→ Task goal: Return each line containing the string "уплаченная".

→ The records:
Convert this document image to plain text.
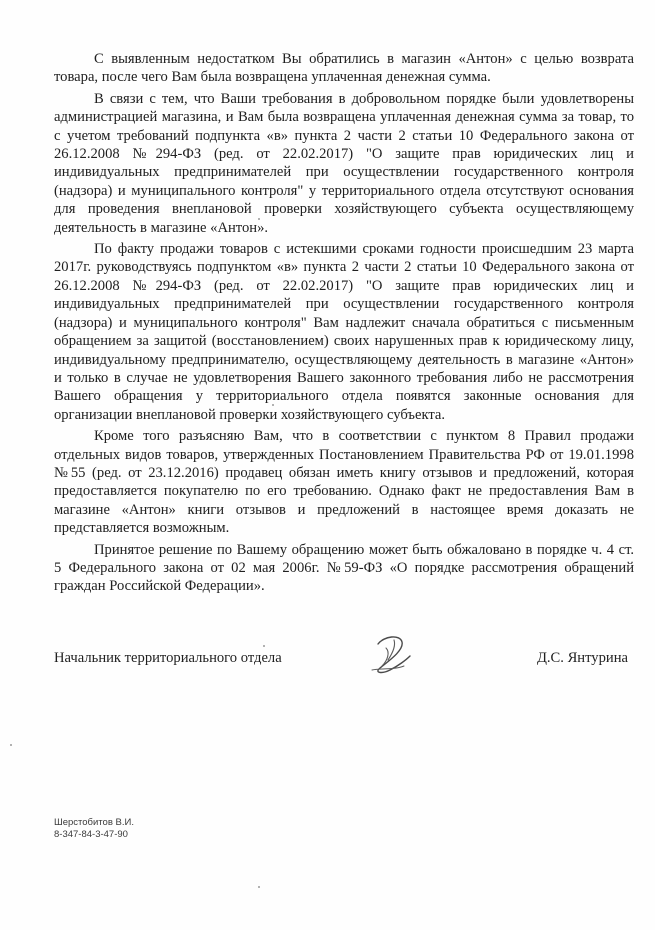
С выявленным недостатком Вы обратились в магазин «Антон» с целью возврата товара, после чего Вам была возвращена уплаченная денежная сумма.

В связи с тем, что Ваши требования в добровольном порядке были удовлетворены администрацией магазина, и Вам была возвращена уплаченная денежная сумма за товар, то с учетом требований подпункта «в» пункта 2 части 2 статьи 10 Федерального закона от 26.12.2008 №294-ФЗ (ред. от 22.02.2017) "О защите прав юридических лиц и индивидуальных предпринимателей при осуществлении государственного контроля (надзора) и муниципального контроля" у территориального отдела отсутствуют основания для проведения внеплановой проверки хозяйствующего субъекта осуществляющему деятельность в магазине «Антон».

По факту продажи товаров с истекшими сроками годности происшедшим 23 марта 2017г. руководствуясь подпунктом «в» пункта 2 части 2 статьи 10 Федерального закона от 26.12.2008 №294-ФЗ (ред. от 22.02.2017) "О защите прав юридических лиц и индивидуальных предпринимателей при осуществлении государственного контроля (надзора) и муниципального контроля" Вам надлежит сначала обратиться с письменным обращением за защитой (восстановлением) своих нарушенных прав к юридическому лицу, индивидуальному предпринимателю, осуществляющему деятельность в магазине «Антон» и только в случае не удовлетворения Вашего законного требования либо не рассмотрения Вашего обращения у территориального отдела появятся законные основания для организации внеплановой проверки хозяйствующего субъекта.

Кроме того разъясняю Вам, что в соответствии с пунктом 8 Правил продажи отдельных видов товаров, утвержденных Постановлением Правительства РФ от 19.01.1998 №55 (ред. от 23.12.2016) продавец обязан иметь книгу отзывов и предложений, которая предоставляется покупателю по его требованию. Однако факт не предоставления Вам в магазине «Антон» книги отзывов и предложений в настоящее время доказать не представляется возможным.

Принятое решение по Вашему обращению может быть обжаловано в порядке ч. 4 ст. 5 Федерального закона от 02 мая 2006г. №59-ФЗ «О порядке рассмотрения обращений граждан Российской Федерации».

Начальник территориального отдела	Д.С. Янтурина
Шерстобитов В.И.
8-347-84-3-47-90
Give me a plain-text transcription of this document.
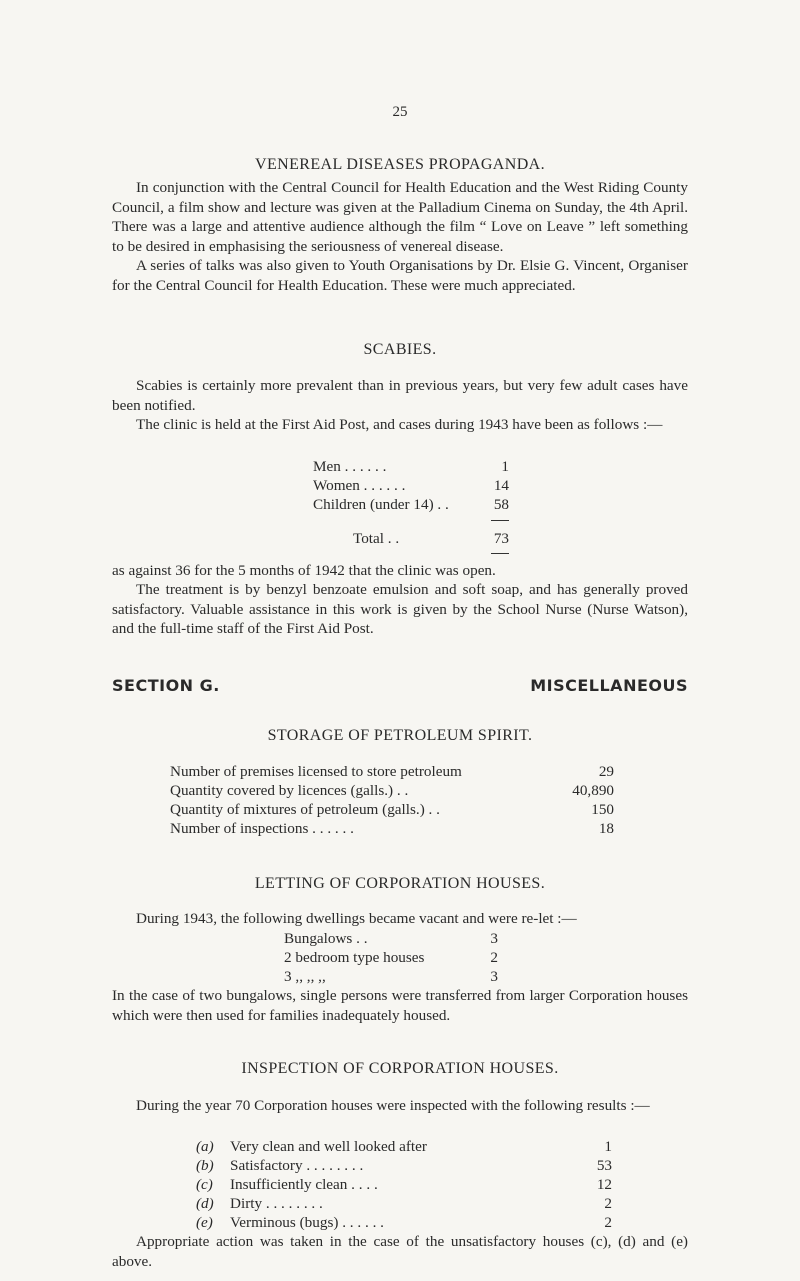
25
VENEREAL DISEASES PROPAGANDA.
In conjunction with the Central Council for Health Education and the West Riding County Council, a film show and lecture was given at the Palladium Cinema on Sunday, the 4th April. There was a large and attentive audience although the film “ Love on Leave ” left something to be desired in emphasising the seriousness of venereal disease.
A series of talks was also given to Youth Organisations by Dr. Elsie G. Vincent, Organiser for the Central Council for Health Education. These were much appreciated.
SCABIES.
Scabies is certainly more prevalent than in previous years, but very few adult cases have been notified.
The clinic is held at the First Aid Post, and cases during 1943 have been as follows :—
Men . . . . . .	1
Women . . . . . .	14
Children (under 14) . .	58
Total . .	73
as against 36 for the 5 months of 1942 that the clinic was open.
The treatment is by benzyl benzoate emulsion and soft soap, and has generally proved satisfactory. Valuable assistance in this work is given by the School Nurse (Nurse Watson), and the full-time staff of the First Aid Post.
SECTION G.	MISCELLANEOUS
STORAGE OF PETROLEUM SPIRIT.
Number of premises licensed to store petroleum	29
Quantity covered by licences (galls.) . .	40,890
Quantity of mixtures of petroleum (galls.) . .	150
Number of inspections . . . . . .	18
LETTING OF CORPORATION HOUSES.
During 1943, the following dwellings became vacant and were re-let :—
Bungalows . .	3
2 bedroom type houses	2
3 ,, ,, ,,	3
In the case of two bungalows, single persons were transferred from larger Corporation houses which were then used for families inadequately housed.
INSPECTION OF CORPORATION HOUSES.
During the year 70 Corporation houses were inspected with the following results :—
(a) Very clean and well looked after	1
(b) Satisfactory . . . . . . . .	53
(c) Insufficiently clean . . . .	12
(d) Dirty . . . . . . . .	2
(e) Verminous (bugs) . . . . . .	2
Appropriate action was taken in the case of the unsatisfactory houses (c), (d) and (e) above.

→ Response below:
С выявленным недостатком Вы обратились в магазин «Антон» с целью возврата товара, после чего Вам была возвращена уплаченная денежная сумма.
В связи с тем, что Ваши требования в добровольном порядке были удовлетворены администрацией магазина, и Вам была возвращена уплаченная денежная сумма за товар, то с учетом требований подпункта «в» пункта 2 части 2 статьи 10 Федерального закона от 26.12.2008 №294-ФЗ (ред. от 22.02.2017) "О защите прав юридических лиц и индивидуальных предпринимателей при осуществлении государственного контроля (надзора) и муниципального контроля" у территориального отдела отсутствуют основания для проведения внеплановой проверки хозяйствующего субъекта осуществляющему деятельность в магазине «Антон».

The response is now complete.